Check each line of the listing for the word "Agrawal" and report how many lines contain it, giving nothing but the number.

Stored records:
..............................
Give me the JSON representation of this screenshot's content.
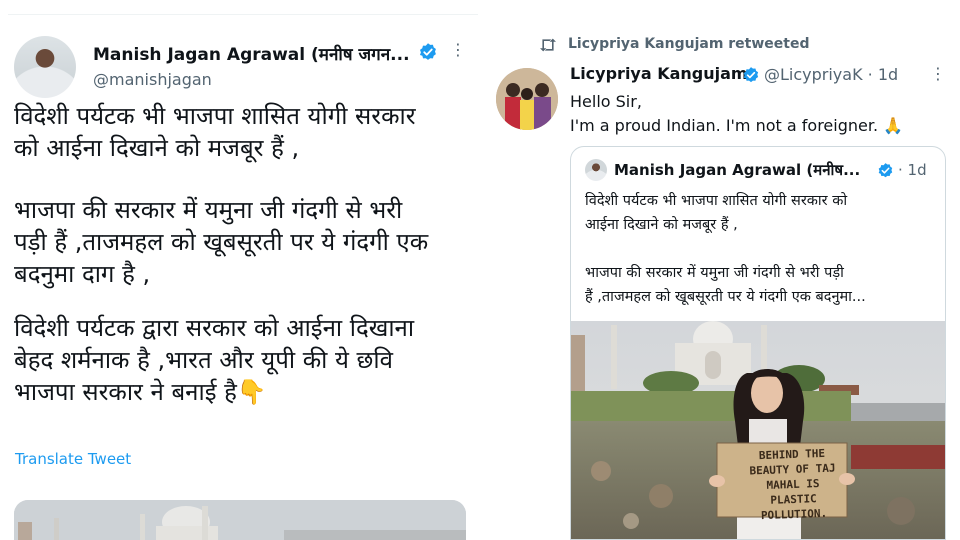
{
  "left_tweet": {
    "author_name": "Manish Jagan Agrawal (मनीष जगन...",
    "author_handle": "@manishjagan",
    "more": "⋮",
    "paragraphs": [
      "विदेशी पर्यटक भी भाजपा शासित योगी सरकार\nको आईना दिखाने को मजबूर हैं ,",
      "भाजपा की सरकार में यमुना जी गंदगी से भरी\nपड़ी हैं ,ताजमहल को खूबसूरती पर ये गंदगी एक\nबदनुमा दाग है ,",
      "विदेशी पर्यटक द्वारा सरकार को आईना दिखाना\nबेहद शर्मनाक है ,भारत और यूपी की ये छवि\nभाजपा सरकार ने बनाई है👇"
    ],
    "translate_label": "Translate Tweet",
    "media_icon": "taj-mahal-photo"
  },
  "right_tweet": {
    "retweet_label": "Licypriya Kangujam retweeted",
    "author_name": "Licypriya Kangujam",
    "author_handle": "@LicypriyaK · 1d",
    "more": "⋮",
    "lines": [
      "Hello Sir,",
      "I'm a proud Indian. I'm not a foreigner. 🙏"
    ],
    "quoted": {
      "author_name": "Manish Jagan Agrawal (मनीष...",
      "time": "· 1d",
      "paragraphs": [
        "विदेशी पर्यटक भी भाजपा शासित योगी सरकार को\nआईना दिखाने को मजबूर हैं ,",
        "भाजपा की सरकार में यमुना जी गंदगी से भरी पड़ी\nहैं ,ताजमहल को खूबसूरती पर ये गंदगी एक बदनुमा..."
      ],
      "photo_sign": "BEHIND THE BEAUTY OF TAJ MAHAL IS PLASTIC POLLUTION."
    }
  },
  "colors": {
    "link": "#1d9bf0",
    "verified": "#1d9bf0",
    "muted": "#536471",
    "text": "#0f1419",
    "border": "#cfd9de"
  }
}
..............................
## Reply to the exercise
2